⟨

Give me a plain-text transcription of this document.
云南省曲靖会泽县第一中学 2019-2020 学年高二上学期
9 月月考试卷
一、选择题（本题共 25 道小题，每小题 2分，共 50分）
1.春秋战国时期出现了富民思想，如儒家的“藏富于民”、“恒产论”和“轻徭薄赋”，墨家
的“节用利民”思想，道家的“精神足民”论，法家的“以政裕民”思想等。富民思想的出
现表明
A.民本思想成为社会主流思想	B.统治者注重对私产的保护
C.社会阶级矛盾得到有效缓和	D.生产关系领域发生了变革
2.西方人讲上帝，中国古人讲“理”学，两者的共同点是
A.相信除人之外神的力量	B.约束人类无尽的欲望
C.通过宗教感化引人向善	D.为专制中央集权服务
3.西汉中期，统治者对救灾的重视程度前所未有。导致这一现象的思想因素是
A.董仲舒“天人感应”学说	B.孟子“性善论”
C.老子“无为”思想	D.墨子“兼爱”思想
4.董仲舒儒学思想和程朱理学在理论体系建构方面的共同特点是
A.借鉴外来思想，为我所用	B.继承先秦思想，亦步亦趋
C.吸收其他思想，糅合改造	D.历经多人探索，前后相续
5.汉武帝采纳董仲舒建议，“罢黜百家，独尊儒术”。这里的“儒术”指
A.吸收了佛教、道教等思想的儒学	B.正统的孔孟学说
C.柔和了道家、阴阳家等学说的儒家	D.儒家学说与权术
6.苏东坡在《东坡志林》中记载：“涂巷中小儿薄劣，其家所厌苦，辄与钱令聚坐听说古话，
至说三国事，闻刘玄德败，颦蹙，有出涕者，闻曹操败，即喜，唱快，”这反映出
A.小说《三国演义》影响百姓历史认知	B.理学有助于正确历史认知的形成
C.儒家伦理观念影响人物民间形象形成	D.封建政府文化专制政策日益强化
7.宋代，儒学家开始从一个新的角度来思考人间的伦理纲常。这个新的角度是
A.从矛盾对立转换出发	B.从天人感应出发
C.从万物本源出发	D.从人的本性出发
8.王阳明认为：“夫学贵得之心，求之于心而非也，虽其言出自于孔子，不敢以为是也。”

⟩

Copy the data above exactly. Every line must be included.

[WORKED ANSWER]:
Give me a plain-text transcription of this document.
云南省曲靖会泽县第一中学 2019-2020 学年高二上学期
9 月月考试卷
一、选择题（本题共 25 道小题，每小题 2分，共 50分）
1.春秋战国时期出现了富民思想，如儒家的“藏富于民”、“恒产论”和“轻徭薄赋”，墨家
的“节用利民”思想，道家的“精神足民”论，法家的“以政裕民”思想等。富民思想的出
现表明
A.民本思想成为社会主流思想	B.统治者注重对私产的保护
C.社会阶级矛盾得到有效缓和	D.生产关系领域发生了变革
2.西方人讲上帝，中国古人讲“理”学，两者的共同点是
A.相信除人之外神的力量	B.约束人类无尽的欲望
C.通过宗教感化引人向善	D.为专制中央集权服务
3.西汉中期，统治者对救灾的重视程度前所未有。导致这一现象的思想因素是
A.董仲舒“天人感应”学说	B.孟子“性善论”
C.老子“无为”思想	D.墨子“兼爱”思想
4.董仲舒儒学思想和程朱理学在理论体系建构方面的共同特点是
A.借鉴外来思想，为我所用	B.继承先秦思想，亦步亦趋
C.吸收其他思想，糅合改造	D.历经多人探索，前后相续
5.汉武帝采纳董仲舒建议，“罢黜百家，独尊儒术”。这里的“儒术”指
A.吸收了佛教、道教等思想的儒学	B.正统的孔孟学说
C.柔和了道家、阴阳家等学说的儒家	D.儒家学说与权术
6.苏东坡在《东坡志林》中记载：“涂巷中小儿薄劣，其家所厌苦，辄与钱令聚坐听说古话，
至说三国事，闻刘玄德败，颦蹙，有出涕者，闻曹操败，即喜，唱快，”这反映出
A.小说《三国演义》影响百姓历史认知	B.理学有助于正确历史认知的形成
C.儒家伦理观念影响人物民间形象形成	D.封建政府文化专制政策日益强化
7.宋代，儒学家开始从一个新的角度来思考人间的伦理纲常。这个新的角度是
A.从矛盾对立转换出发	B.从天人感应出发
C.从万物本源出发	D.从人的本性出发
8.王阳明认为：“夫学贵得之心，求之于心而非也，虽其言出自于孔子，不敢以为是也。”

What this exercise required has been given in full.